> **DATA LISTING**:

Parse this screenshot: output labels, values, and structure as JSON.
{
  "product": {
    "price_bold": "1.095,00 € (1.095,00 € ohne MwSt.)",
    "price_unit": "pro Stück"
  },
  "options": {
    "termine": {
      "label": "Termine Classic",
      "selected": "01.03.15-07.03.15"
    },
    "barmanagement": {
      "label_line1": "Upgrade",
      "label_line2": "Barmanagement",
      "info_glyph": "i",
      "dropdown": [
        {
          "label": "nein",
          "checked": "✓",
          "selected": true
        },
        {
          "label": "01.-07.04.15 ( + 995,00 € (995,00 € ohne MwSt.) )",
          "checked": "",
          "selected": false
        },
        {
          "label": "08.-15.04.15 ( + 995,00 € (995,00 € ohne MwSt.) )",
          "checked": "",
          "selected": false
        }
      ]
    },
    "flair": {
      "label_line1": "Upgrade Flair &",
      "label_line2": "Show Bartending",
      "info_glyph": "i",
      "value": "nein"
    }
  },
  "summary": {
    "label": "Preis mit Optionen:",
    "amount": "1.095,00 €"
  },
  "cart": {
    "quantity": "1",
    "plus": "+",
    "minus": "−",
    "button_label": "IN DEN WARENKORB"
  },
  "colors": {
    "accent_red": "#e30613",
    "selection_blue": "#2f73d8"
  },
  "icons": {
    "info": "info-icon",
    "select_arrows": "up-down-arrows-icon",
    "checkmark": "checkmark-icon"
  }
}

> **DIRECTION**:
Please reproduce the entire listing, exactly as shown.

> **THE COMPLETED TASK**:
Parse this screenshot: output labels, values, and structure as JSON.
{
  "product": {
    "price_bold": "1.095,00 € (1.095,00 € ohne MwSt.)",
    "price_unit": "pro Stück"
  },
  "options": {
    "termine": {
      "label": "Termine Classic",
      "selected": "01.03.15-07.03.15"
    },
    "barmanagement": {
      "label_line1": "Upgrade",
      "label_line2": "Barmanagement",
      "info_glyph": "i",
      "dropdown": [
        {
          "label": "nein",
          "checked": "✓",
          "selected": true
        },
        {
          "label": "01.-07.04.15 ( + 995,00 € (995,00 € ohne MwSt.) )",
          "checked": "",
          "selected": false
        },
        {
          "label": "08.-15.04.15 ( + 995,00 € (995,00 € ohne MwSt.) )",
          "checked": "",
          "selected": false
        }
      ]
    },
    "flair": {
      "label_line1": "Upgrade Flair &",
      "label_line2": "Show Bartending",
      "info_glyph": "i",
      "value": "nein"
    }
  },
  "summary": {
    "label": "Preis mit Optionen:",
    "amount": "1.095,00 €"
  },
  "cart": {
    "quantity": "1",
    "plus": "+",
    "minus": "−",
    "button_label": "IN DEN WARENKORB"
  },
  "colors": {
    "accent_red": "#e30613",
    "selection_blue": "#2f73d8"
  },
  "icons": {
    "info": "info-icon",
    "select_arrows": "up-down-arrows-icon",
    "checkmark": "checkmark-icon"
  }
}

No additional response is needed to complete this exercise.